__The problem__. Transcribe all records exactly.

*** Task material

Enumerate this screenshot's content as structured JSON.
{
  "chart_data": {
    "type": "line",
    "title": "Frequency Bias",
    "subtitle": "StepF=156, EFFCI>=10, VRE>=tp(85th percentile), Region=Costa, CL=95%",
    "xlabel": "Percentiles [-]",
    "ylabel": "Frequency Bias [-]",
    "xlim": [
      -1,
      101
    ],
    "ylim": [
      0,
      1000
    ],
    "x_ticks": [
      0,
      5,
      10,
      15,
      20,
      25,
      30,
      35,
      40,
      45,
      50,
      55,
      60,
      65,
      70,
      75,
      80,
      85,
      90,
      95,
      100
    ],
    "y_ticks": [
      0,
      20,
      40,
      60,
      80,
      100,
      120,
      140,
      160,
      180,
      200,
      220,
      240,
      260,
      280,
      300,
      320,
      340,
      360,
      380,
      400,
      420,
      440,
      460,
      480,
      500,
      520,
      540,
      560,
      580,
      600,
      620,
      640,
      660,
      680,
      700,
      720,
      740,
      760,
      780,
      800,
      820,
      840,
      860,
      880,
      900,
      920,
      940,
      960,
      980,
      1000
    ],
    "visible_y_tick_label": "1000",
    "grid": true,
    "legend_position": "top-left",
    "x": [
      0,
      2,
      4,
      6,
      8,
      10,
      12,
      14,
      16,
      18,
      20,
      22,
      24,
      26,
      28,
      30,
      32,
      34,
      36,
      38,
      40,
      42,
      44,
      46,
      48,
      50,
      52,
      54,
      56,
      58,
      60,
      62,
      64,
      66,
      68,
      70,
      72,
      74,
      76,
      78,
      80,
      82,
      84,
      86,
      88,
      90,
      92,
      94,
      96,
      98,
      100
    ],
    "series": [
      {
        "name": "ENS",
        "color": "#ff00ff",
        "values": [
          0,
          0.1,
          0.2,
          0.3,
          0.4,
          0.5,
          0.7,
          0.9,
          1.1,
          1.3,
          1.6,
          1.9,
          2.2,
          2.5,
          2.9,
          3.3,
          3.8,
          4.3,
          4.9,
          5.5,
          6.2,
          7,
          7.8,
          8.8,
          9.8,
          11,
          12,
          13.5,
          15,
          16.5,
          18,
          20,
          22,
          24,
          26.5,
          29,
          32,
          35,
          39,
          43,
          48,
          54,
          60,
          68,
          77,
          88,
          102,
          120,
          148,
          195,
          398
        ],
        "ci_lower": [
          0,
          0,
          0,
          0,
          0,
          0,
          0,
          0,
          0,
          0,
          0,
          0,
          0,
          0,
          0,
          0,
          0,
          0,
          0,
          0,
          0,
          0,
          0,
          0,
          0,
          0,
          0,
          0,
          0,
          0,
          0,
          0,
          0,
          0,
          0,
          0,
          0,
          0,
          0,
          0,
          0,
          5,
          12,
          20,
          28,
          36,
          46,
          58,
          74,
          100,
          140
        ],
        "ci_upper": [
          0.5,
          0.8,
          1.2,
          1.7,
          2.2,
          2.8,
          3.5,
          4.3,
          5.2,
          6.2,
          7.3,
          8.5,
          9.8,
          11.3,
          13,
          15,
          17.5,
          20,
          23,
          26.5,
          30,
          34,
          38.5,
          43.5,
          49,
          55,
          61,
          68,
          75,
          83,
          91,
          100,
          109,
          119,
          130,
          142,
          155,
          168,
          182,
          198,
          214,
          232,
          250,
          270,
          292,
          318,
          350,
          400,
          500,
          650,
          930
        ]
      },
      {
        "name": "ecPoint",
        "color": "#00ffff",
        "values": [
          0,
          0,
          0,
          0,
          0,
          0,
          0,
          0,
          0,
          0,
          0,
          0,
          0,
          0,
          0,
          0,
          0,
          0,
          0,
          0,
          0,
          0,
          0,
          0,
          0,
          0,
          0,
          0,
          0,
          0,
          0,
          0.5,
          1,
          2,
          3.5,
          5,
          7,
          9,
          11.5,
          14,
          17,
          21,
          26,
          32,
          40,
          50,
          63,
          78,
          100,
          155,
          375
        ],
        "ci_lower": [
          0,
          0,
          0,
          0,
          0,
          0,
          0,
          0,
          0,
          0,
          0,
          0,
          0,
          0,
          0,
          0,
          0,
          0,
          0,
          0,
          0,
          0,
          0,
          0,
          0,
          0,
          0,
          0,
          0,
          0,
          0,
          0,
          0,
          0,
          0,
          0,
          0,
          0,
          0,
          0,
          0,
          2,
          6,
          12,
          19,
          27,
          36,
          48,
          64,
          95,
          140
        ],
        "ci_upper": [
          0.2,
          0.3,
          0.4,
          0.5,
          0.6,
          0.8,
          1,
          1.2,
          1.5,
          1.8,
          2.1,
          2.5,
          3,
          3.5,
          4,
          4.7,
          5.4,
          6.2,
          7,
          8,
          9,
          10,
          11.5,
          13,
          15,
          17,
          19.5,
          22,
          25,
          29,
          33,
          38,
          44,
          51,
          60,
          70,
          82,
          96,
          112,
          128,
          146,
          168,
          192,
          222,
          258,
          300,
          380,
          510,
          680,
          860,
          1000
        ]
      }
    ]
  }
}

******

__Exercise result__.
Enumerate this screenshot's content as structured JSON.
{
  "chart_data": {
    "type": "line",
    "title": "Frequency Bias",
    "subtitle": "StepF=156, EFFCI>=10, VRE>=tp(85th percentile), Region=Costa, CL=95%",
    "xlabel": "Percentiles [-]",
    "ylabel": "Frequency Bias [-]",
    "xlim": [
      -1,
      101
    ],
    "ylim": [
      0,
      1000
    ],
    "x_ticks": [
      0,
      5,
      10,
      15,
      20,
      25,
      30,
      35,
      40,
      45,
      50,
      55,
      60,
      65,
      70,
      75,
      80,
      85,
      90,
      95,
      100
    ],
    "y_ticks": [
      0,
      20,
      40,
      60,
      80,
      100,
      120,
      140,
      160,
      180,
      200,
      220,
      240,
      260,
      280,
      300,
      320,
      340,
      360,
      380,
      400,
      420,
      440,
      460,
      480,
      500,
      520,
      540,
      560,
      580,
      600,
      620,
      640,
      660,
      680,
      700,
      720,
      740,
      760,
      780,
      800,
      820,
      840,
      860,
      880,
      900,
      920,
      940,
      960,
      980,
      1000
    ],
    "visible_y_tick_label": "1000",
    "grid": true,
    "legend_position": "top-left",
    "x": [
      0,
      2,
      4,
      6,
      8,
      10,
      12,
      14,
      16,
      18,
      20,
      22,
      24,
      26,
      28,
      30,
      32,
      34,
      36,
      38,
      40,
      42,
      44,
      46,
      48,
      50,
      52,
      54,
      56,
      58,
      60,
      62,
      64,
      66,
      68,
      70,
      72,
      74,
      76,
      78,
      80,
      82,
      84,
      86,
      88,
      90,
      92,
      94,
      96,
      98,
      100
    ],
    "series": [
      {
        "name": "ENS",
        "color": "#ff00ff",
        "values": [
          0,
          0.1,
          0.2,
          0.3,
          0.4,
          0.5,
          0.7,
          0.9,
          1.1,
          1.3,
          1.6,
          1.9,
          2.2,
          2.5,
          2.9,
          3.3,
          3.8,
          4.3,
          4.9,
          5.5,
          6.2,
          7,
          7.8,
          8.8,
          9.8,
          11,
          12,
          13.5,
          15,
          16.5,
          18,
          20,
          22,
          24,
          26.5,
          29,
          32,
          35,
          39,
          43,
          48,
          54,
          60,
          68,
          77,
          88,
          102,
          120,
          148,
          195,
          398
        ],
        "ci_lower": [
          0,
          0,
          0,
          0,
          0,
          0,
          0,
          0,
          0,
          0,
          0,
          0,
          0,
          0,
          0,
          0,
          0,
          0,
          0,
          0,
          0,
          0,
          0,
          0,
          0,
          0,
          0,
          0,
          0,
          0,
          0,
          0,
          0,
          0,
          0,
          0,
          0,
          0,
          0,
          0,
          0,
          5,
          12,
          20,
          28,
          36,
          46,
          58,
          74,
          100,
          140
        ],
        "ci_upper": [
          0.5,
          0.8,
          1.2,
          1.7,
          2.2,
          2.8,
          3.5,
          4.3,
          5.2,
          6.2,
          7.3,
          8.5,
          9.8,
          11.3,
          13,
          15,
          17.5,
          20,
          23,
          26.5,
          30,
          34,
          38.5,
          43.5,
          49,
          55,
          61,
          68,
          75,
          83,
          91,
          100,
          109,
          119,
          130,
          142,
          155,
          168,
          182,
          198,
          214,
          232,
          250,
          270,
          292,
          318,
          350,
          400,
          500,
          650,
          930
        ]
      },
      {
        "name": "ecPoint",
        "color": "#00ffff",
        "values": [
          0,
          0,
          0,
          0,
          0,
          0,
          0,
          0,
          0,
          0,
          0,
          0,
          0,
          0,
          0,
          0,
          0,
          0,
          0,
          0,
          0,
          0,
          0,
          0,
          0,
          0,
          0,
          0,
          0,
          0,
          0,
          0.5,
          1,
          2,
          3.5,
          5,
          7,
          9,
          11.5,
          14,
          17,
          21,
          26,
          32,
          40,
          50,
          63,
          78,
          100,
          155,
          375
        ],
        "ci_lower": [
          0,
          0,
          0,
          0,
          0,
          0,
          0,
          0,
          0,
          0,
          0,
          0,
          0,
          0,
          0,
          0,
          0,
          0,
          0,
          0,
          0,
          0,
          0,
          0,
          0,
          0,
          0,
          0,
          0,
          0,
          0,
          0,
          0,
          0,
          0,
          0,
          0,
          0,
          0,
          0,
          0,
          2,
          6,
          12,
          19,
          27,
          36,
          48,
          64,
          95,
          140
        ],
        "ci_upper": [
          0.2,
          0.3,
          0.4,
          0.5,
          0.6,
          0.8,
          1,
          1.2,
          1.5,
          1.8,
          2.1,
          2.5,
          3,
          3.5,
          4,
          4.7,
          5.4,
          6.2,
          7,
          8,
          9,
          10,
          11.5,
          13,
          15,
          17,
          19.5,
          22,
          25,
          29,
          33,
          38,
          44,
          51,
          60,
          70,
          82,
          96,
          112,
          128,
          146,
          168,
          192,
          222,
          258,
          300,
          380,
          510,
          680,
          860,
          1000
        ]
      }
    ]
  }
}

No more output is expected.